- Exercise objective
Filter the entries below, keeping every line that has the word "JSON".
━━━━━━━━━━━━━━━━━━━━
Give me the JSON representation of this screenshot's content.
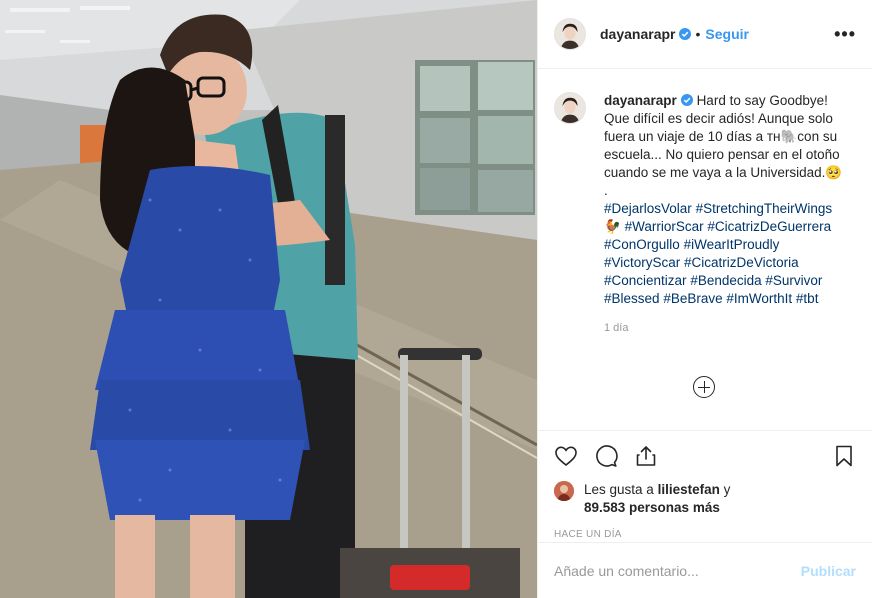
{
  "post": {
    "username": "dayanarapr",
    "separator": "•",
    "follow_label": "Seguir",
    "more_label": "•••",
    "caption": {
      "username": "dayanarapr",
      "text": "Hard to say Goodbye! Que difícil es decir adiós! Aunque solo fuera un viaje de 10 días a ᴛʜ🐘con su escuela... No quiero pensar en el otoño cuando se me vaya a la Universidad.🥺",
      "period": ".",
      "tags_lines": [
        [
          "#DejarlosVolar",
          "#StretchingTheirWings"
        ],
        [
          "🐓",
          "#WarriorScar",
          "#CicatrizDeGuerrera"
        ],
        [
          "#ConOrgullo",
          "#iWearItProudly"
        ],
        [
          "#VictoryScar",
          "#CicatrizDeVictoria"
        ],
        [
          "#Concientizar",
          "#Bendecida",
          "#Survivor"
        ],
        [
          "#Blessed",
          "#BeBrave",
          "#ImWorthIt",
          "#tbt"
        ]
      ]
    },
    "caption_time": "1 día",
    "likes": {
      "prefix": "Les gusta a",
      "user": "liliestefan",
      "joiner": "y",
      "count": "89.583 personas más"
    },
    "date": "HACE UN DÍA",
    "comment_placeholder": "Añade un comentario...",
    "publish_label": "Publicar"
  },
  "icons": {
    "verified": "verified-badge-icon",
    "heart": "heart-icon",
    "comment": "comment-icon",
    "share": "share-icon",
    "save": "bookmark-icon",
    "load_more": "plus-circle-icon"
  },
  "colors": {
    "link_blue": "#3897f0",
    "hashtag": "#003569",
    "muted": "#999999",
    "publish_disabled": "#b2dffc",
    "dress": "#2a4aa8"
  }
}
━━━━━━━━━━━━━━━━━━━━
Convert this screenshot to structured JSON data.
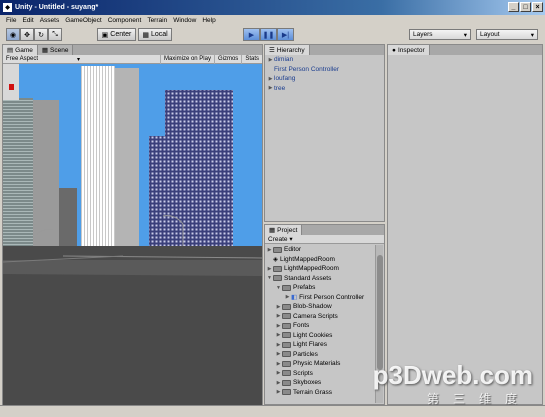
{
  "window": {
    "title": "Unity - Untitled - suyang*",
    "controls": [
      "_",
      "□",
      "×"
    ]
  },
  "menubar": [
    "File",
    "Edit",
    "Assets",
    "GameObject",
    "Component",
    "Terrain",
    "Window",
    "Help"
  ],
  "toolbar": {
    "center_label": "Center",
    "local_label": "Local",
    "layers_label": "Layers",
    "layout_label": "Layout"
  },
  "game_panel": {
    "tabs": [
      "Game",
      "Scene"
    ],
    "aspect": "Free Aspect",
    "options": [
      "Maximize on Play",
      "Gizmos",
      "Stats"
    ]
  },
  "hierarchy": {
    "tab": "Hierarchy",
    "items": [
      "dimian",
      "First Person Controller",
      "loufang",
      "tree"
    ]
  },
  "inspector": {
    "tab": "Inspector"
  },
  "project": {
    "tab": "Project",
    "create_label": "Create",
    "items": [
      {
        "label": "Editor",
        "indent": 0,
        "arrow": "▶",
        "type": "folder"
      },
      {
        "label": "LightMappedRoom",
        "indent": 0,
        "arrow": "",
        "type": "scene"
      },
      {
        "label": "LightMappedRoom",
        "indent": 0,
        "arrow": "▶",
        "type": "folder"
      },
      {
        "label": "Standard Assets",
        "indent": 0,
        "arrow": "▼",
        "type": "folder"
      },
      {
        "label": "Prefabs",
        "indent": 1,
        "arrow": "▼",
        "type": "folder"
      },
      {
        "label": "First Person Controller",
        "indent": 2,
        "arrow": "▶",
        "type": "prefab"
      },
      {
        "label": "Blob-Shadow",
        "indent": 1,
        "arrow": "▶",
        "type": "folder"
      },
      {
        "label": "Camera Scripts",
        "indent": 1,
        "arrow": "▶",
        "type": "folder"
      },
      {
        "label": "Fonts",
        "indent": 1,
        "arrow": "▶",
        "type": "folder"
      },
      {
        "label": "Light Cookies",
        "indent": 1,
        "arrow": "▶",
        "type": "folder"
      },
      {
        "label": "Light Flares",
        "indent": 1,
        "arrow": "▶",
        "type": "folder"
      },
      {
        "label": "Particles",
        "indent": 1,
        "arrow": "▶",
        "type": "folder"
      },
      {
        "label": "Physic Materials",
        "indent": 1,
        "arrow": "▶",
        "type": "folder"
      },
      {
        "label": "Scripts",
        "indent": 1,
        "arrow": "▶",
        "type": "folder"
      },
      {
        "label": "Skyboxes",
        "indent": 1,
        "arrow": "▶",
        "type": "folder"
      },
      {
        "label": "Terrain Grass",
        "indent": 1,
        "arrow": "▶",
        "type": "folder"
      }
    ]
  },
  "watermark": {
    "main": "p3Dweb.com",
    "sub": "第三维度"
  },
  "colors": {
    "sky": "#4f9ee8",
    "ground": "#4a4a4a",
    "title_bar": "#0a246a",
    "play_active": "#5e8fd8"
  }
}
━━━━━━━━━━━━━━━━━━━━
- Complete answer
Give me the JSON representation of this screenshot's content.
Convert this screenshot to structured JSON data.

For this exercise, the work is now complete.